## EXERCISE PROMPT
Scan the data for "kerala" and copy each matching line.

## TASK INPUT
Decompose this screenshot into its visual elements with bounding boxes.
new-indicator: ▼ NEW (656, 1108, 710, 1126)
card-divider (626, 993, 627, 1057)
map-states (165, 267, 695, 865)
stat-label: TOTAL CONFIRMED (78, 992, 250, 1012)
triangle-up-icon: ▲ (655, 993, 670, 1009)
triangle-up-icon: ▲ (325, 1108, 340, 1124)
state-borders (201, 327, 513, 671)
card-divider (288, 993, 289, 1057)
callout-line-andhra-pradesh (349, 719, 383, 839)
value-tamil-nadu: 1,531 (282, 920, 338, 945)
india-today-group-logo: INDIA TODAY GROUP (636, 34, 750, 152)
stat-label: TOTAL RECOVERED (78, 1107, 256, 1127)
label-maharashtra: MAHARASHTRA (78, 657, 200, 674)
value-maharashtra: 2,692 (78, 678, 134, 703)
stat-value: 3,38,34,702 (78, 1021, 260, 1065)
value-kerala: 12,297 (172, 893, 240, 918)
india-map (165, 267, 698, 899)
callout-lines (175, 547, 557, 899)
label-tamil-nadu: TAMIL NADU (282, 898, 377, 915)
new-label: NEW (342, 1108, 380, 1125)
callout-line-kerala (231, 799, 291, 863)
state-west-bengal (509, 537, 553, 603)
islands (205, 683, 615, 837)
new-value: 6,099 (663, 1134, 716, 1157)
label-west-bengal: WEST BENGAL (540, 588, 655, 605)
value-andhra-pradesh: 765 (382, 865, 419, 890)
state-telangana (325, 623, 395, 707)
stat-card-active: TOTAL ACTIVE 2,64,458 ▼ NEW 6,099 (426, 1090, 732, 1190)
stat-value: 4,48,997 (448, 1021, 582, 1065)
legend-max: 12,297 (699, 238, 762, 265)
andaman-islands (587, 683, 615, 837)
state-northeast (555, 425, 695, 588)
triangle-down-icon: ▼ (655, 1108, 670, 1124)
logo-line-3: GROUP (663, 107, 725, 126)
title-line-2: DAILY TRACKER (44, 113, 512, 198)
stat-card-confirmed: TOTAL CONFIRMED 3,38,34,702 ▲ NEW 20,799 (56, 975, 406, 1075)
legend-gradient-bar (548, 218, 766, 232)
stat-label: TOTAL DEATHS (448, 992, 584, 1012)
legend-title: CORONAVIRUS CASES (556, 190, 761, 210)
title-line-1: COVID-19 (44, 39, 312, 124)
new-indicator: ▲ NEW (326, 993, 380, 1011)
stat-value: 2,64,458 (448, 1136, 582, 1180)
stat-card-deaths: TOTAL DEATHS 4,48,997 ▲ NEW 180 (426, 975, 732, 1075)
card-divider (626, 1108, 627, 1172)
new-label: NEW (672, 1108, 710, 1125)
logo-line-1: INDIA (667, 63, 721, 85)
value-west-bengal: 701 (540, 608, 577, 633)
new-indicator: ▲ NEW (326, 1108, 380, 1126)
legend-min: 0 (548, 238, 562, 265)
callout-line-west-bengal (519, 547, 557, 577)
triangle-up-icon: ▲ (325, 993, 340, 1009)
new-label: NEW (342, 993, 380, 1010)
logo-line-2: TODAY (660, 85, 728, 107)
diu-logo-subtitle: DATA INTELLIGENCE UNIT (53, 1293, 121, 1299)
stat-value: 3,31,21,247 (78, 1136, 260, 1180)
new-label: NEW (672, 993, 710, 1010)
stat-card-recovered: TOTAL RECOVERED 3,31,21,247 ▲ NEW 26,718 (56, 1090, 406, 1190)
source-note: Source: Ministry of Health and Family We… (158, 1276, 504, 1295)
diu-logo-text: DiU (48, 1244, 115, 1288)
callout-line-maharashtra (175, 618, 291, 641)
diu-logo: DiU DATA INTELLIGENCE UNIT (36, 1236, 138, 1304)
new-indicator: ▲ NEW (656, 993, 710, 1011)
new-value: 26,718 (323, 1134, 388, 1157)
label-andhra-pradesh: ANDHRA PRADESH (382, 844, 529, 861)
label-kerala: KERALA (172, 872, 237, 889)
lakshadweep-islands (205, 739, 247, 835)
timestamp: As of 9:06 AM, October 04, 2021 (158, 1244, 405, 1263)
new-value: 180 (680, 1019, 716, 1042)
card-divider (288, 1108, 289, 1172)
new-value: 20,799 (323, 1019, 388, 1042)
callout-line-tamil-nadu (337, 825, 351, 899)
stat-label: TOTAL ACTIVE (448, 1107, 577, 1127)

## SOLVED PROBLEM
value-kerala: 12,297 (172, 893, 240, 918)
callout-line-kerala (231, 799, 291, 863)
label-kerala: KERALA (172, 872, 237, 889)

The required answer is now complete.